Exercise inputs
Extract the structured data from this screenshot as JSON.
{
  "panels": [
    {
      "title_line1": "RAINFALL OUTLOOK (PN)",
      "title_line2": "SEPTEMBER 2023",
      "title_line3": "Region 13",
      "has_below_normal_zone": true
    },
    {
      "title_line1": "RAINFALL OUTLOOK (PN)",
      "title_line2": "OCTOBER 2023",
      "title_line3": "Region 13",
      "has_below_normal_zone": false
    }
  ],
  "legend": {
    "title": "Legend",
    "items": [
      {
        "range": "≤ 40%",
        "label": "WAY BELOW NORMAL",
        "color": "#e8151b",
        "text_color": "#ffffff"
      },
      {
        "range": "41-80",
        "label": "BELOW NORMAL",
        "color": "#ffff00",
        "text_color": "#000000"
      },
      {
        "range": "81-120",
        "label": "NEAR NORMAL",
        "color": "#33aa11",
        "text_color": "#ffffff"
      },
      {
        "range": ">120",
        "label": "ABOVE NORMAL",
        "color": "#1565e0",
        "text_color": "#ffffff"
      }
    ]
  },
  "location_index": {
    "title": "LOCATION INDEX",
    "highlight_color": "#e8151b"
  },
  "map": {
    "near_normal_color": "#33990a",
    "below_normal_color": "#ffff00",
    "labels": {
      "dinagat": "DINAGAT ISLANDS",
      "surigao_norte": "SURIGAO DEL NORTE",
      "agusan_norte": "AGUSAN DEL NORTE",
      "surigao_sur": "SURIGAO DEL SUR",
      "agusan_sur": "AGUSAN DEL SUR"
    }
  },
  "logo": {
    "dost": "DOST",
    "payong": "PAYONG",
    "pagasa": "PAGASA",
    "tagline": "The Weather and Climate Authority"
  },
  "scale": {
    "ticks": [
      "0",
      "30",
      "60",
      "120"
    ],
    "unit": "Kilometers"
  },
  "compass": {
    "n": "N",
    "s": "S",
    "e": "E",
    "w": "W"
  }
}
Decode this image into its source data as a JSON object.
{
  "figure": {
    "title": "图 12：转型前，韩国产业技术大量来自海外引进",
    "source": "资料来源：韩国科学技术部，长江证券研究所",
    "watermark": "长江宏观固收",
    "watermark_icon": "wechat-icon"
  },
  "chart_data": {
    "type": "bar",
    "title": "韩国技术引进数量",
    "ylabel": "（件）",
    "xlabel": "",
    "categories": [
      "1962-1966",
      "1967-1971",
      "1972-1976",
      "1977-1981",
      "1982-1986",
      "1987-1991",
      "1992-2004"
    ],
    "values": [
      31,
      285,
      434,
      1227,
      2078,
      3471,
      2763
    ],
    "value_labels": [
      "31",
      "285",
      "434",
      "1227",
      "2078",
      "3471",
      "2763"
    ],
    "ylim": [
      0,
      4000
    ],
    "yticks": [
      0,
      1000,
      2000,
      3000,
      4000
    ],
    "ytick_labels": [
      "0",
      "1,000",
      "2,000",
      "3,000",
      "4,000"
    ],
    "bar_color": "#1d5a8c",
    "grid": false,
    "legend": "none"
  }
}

Your task
Extract all lines that hold the word "AGUSAN".

Finished answer
      "agusan_norte": "AGUSAN DEL NORTE",
      "agusan_sur": "AGUSAN DEL SUR"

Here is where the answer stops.